| ENTRIES |
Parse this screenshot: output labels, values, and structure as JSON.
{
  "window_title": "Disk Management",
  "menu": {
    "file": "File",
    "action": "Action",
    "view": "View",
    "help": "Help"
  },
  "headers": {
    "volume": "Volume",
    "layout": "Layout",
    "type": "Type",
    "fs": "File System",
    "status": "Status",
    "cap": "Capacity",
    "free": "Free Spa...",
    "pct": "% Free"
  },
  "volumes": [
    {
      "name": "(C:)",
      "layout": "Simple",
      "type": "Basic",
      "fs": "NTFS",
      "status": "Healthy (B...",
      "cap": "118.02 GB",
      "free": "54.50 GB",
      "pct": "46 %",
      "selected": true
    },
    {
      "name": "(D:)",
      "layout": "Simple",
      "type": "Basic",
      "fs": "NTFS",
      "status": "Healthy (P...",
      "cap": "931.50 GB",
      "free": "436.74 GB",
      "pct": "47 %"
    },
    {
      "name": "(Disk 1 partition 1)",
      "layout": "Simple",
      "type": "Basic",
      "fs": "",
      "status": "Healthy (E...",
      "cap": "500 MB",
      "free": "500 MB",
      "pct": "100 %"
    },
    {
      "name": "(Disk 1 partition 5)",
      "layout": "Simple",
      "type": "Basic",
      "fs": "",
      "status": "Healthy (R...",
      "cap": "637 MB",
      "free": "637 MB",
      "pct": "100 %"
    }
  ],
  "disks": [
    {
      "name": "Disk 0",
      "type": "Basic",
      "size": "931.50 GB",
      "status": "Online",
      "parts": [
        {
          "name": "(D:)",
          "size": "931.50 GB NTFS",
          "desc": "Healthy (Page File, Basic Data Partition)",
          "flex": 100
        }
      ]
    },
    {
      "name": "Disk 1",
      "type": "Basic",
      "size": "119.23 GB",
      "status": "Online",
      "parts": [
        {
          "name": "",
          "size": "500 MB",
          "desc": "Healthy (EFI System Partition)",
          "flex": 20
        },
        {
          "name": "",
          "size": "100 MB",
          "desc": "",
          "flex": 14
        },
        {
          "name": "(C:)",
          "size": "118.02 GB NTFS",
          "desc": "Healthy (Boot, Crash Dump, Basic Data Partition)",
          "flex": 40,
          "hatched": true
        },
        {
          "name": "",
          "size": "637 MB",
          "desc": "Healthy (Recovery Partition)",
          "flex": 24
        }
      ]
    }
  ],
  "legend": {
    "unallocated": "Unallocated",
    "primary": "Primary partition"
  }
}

| GIVEN EXERCISE |
Show all lines from the listing above in which "File" appears.

| RESULT OF THIS EXERCISE |
    "file": "File",
    "fs": "File System",
          "desc": "Healthy (Page File, Basic Data Partition)",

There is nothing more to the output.